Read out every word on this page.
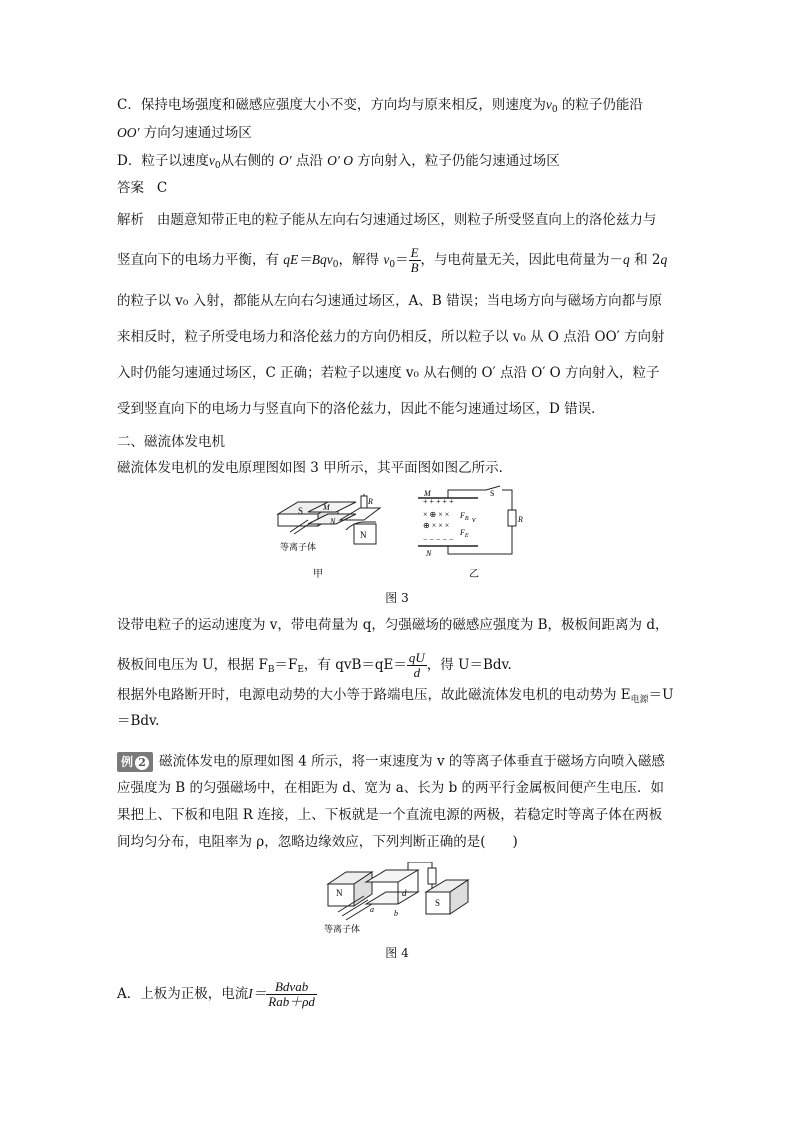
C．保持电场强度和磁感应强度大小不变，方向均与原来相反，则速度为$v_0$ 的粒子仍能沿
OO′ 方向匀速通过场区
D．粒子以速度$v_0$从右侧的 O′ 点沿 O′ O 方向射入，粒子仍能匀速通过场区
答案 C
解析 由题意知带正电的粒子能从左向右匀速通过场区，则粒子所受竖直向上的洛伦兹力与
竖直向下的电场力平衡，有 qE＝Bqv$_0$，解得 $v_0= \frac{E}{B}$ ，与电荷量无关，因此电荷量为－q 和 2q
的粒子以 v₀ 入射，都能从左向右匀速通过场区，A、B 错误；当电场方向与磁场方向都与原
来相反时，粒子所受电场力和洛伦兹力的方向仍相反，所以粒子以 v₀ 从 O 点沿 OO′ 方向射
入时仍能匀速通过场区，C 正确；若粒子以速度 v₀ 从右侧的 O′ 点沿 O′ O 方向射入，粒子
受到竖直向下的电场力与竖直向下的洛伦兹力，因此不能匀速通过场区，D 错误．
二、磁流体发电机
磁流体发电机的发电原理图如图 3 甲所示，其平面图如图乙所示．
S M
N
N
R
等离子体
甲
+ + + + +
× ⊕ × ×
⊕ × × ×
− − − − −
M
N
S
R
$F_B$ v
$F_E$
乙
图 3
设带电粒子的运动速度为 v，带电荷量为 q，匀强磁场的磁感应强度为 B，极板间距离为 d，
极板间电压为 U，根据 $F_B=F_E$，有 $qvB=qE= \frac{qU}{d}$ ，得 U＝Bdv.
根据外电路断开时，电源电动势的大小等于路端电压，故此磁流体发电机的电动势为 $E_{电源}=U$
＝Bdv.
例 2 磁流体发电的原理如图 4 所示，将一束速度为 v 的等离子体垂直于磁场方向喷入磁感
应强度为 B 的匀强磁场中，在相距为 d、宽为 a、长为 b 的两平行金属板间便产生电压．如
果把上、下板和电阻 R 连接，上、下板就是一个直流电源的两极，若稳定时等离子体在两板
间均匀分布，电阻率为 ρ，忽略边缘效应，下列判断正确的是(　　)
N
S
d
a	b
等离子体
图 4
A．上板为正极，电流$I= \frac{\text{Bdvab}}{\text{Rab＋ρd}}$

CHALLENGE: Reproduce the records above exactly, leaving out every picture they contain.

EXERCISE SOLUTION:
Read out every word on this page.
C．保持电场强度和磁感应强度大小不变，方向均与原来相反，则速度为$v_0$ 的粒子仍能沿
OO′ 方向匀速通过场区
D．粒子以速度$v_0$从右侧的 O′ 点沿 O′ O 方向射入，粒子仍能匀速通过场区
答案 C
解析 由题意知带正电的粒子能从左向右匀速通过场区，则粒子所受竖直向上的洛伦兹力与
竖直向下的电场力平衡，有 qE＝Bqv$_0$，解得 $v_0= \frac{E}{B}$ ，与电荷量无关，因此电荷量为－q 和 2q
的粒子以 v₀ 入射，都能从左向右匀速通过场区，A、B 错误；当电场方向与磁场方向都与原
来相反时，粒子所受电场力和洛伦兹力的方向仍相反，所以粒子以 v₀ 从 O 点沿 OO′ 方向射
入时仍能匀速通过场区，C 正确；若粒子以速度 v₀ 从右侧的 O′ 点沿 O′ O 方向射入，粒子
受到竖直向下的电场力与竖直向下的洛伦兹力，因此不能匀速通过场区，D 错误．
二、磁流体发电机
磁流体发电机的发电原理图如图 3 甲所示，其平面图如图乙所示．
S M
N
N
R
等离子体
甲
+ + + + +
× ⊕ × ×
⊕ × × ×
− − − − −
M
N
S
R
$F_B$ v
$F_E$
乙
图 3
设带电粒子的运动速度为 v，带电荷量为 q，匀强磁场的磁感应强度为 B，极板间距离为 d，
极板间电压为 U，根据 $F_B=F_E$，有 $qvB=qE= \frac{qU}{d}$ ，得 U＝Bdv.
根据外电路断开时，电源电动势的大小等于路端电压，故此磁流体发电机的电动势为 $E_{电源}=U$
＝Bdv.
例 2 磁流体发电的原理如图 4 所示，将一束速度为 v 的等离子体垂直于磁场方向喷入磁感
应强度为 B 的匀强磁场中，在相距为 d、宽为 a、长为 b 的两平行金属板间便产生电压．如
果把上、下板和电阻 R 连接，上、下板就是一个直流电源的两极，若稳定时等离子体在两板
间均匀分布，电阻率为 ρ，忽略边缘效应，下列判断正确的是(　　)
N
S
d
a	b
等离子体
图 4
A．上板为正极，电流$I= \frac{\text{Bdvab}}{\text{Rab＋ρd}}$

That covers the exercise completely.